- _Given request_
Of all the lines in the material, how many contain the word "name"? State the number alone.

[Rows from a dataset]
=====

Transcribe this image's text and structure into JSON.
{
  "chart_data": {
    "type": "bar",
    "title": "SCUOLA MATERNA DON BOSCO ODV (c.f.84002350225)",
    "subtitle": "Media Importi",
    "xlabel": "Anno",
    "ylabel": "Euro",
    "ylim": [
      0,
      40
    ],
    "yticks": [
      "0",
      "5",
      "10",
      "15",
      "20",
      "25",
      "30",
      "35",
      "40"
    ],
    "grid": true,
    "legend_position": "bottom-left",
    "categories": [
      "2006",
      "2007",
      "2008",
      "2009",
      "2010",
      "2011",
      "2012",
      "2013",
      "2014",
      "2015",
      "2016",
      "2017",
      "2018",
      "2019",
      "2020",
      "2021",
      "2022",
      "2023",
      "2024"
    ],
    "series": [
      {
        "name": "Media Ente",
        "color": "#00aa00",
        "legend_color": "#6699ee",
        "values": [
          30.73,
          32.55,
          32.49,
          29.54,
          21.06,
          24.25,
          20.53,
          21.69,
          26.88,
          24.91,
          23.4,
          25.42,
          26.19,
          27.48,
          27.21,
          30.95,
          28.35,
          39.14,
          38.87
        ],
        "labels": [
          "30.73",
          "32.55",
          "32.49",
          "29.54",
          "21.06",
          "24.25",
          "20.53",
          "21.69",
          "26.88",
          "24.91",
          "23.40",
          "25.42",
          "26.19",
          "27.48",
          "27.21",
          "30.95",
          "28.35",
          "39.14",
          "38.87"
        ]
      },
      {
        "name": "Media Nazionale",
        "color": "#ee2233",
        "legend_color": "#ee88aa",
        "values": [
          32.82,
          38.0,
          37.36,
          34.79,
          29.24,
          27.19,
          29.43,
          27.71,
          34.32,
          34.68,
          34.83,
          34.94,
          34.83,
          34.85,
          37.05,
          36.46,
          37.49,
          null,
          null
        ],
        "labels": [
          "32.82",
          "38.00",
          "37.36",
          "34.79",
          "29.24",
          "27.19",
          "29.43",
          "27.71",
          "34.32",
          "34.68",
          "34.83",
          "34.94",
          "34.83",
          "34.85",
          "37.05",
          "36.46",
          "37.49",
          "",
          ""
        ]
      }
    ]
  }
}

=====

- _The solution_
2